#### Text to read:
Dr. Hamilton and Mr. Hyde
Editor’s Note: Whenever the Republicans have a touchy national-security scandal to put to rest, their favorite Democratic investigator is Lee Hamilton. Over the years, Hamilton has developed a reputation as a very reasonable fellow who knows how far he can go without ruffling too many important feathers.
Hamilton’s carefully honed skill for balancing truth against political comity has elevated him to the status of a Washington Wise Man. In this guest essay, however, Jerry Meldon suggests that attendees at a Tufts conference on the Middle East might want to ask Hamilton about his past compromises with history.
(Plus, at the end of the essay, you may want to read an addendum from reporter Robert Parry on two questions that might be posed to Hamilton about decisions he made in wrapping up the so-called “October Surprise” case):
When former Rep. Lee Hamilton gives the keynote address – entitled “Iraq: Today, Tomorrow, and Beyond” – at a Tufts University symposium on March 27, he may be thankful if he doesn’t have to discuss “yesterday.”

#### Brief:
Could you extend the essay on Lee Hamilton from the point where it stops? The records have nothing to do with this.

#### Part of a data file:
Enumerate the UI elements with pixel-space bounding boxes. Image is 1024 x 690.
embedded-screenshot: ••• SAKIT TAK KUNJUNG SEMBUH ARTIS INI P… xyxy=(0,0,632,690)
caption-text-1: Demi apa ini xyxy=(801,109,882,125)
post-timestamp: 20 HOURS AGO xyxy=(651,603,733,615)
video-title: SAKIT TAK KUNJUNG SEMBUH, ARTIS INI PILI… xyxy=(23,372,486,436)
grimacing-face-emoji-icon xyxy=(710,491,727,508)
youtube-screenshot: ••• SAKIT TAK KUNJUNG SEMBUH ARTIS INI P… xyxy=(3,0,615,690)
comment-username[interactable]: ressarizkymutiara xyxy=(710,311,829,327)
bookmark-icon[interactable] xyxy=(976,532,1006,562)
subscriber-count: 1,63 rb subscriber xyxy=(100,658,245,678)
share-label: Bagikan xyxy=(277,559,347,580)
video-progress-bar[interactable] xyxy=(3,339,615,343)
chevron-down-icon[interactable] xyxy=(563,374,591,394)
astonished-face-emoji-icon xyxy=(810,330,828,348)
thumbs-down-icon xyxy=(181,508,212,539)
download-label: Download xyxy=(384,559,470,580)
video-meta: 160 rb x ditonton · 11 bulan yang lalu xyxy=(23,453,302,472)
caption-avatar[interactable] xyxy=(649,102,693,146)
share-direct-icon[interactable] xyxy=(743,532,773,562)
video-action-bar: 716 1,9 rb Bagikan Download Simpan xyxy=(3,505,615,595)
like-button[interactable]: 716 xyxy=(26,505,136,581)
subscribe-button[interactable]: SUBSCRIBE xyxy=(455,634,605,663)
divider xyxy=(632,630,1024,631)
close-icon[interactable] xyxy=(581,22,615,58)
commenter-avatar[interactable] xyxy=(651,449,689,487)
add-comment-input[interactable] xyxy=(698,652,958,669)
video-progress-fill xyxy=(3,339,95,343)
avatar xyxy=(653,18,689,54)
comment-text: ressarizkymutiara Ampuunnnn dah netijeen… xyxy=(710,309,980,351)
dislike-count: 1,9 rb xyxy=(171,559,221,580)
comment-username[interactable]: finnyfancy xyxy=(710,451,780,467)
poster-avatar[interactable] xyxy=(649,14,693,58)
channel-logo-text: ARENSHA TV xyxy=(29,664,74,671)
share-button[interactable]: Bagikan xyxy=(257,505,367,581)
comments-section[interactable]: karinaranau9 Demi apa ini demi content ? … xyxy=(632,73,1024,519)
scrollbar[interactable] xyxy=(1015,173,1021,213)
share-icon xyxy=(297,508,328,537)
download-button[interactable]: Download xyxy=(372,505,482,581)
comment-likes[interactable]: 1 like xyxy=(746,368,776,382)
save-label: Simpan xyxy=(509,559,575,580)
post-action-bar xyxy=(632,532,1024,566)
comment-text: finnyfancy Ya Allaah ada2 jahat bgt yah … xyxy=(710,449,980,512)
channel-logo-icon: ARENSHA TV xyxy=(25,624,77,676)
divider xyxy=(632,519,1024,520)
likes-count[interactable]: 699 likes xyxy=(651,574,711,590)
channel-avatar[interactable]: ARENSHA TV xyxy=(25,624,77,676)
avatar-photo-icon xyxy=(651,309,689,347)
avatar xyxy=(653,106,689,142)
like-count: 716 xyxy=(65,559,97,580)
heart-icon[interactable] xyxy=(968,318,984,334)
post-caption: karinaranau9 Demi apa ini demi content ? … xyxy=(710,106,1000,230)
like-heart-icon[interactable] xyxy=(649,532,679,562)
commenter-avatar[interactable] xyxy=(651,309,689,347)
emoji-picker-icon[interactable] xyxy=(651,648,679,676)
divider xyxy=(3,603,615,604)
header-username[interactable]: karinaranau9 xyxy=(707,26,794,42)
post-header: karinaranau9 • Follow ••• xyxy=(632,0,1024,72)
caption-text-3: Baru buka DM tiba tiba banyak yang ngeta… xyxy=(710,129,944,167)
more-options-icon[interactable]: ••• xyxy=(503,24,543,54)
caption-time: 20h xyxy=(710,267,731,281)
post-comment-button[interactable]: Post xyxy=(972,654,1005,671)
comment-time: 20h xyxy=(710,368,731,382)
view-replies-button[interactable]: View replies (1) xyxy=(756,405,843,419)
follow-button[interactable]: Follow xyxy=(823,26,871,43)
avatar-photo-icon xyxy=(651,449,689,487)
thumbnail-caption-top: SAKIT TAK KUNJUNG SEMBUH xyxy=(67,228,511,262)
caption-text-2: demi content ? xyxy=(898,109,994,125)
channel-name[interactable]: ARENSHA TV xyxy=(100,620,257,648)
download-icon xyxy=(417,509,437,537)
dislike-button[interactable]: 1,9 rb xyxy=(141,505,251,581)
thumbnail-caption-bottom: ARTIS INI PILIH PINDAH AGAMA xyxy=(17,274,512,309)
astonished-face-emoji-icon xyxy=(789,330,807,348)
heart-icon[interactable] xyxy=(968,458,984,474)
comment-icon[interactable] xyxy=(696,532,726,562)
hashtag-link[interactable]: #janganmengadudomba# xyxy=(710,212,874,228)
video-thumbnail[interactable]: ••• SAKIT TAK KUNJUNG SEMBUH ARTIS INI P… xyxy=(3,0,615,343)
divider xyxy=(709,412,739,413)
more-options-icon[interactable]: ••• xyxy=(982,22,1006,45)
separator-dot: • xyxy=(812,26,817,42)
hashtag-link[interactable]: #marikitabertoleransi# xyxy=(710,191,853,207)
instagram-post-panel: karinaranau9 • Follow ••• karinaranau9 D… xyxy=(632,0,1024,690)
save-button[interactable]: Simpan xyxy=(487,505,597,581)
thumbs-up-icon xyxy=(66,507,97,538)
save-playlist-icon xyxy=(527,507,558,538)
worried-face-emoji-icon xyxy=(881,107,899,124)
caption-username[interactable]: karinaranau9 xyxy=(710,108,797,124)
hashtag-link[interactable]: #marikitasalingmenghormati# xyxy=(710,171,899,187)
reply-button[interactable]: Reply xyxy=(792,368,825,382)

#### Response:
He probably would prefer not to revisit fateful decisions he made while chairing investigations into Republican dirty work, especially those that let George H.W. Bush off the hook and cleared George W. Bush's path to the White House.
As veteran journalist Robert Parry has persuasively argued at Consortiumnews.com, the Bush family name squeaked through the 80’s and early 90’s essentially mud-free, only because:
--On Christmas Eve 1992, lame-duck President George H.W. Bush pardoned six of his earlier co-conspirators in the Iran-Contra affair (the Reagan-Bush White House’s diversion of profits from illegal arms sales to Iran to bankroll Nicaragua’s contra terrorists in defiance of a congressional ban). Until he was pardoned that day, former Defense Secretary Casper Weinberger might have bought clemency by testifying against co-conspirator Bush.
-- After Bush left office on Jan. 20, 1993, President Bill Clinton (along with other senior Democrats, including Hamilton) cut short a congressional inquiry into Bush’s secret billion-dollar loans to Saddam Hussein and did nothing to help Special Prosecutor Lawrence Walsh penetrate the Iran-Contra cover-up.
--Hamilton also soft-pedaled two key congressional inquiries. The first investigated the Iran-Contra scandal in 1987 and the second examined allegations that the 1980 Reagan-Bush campaign team had struck a treasonous deal with the hostage-holding Iranian government while Jimmy Carter was still president.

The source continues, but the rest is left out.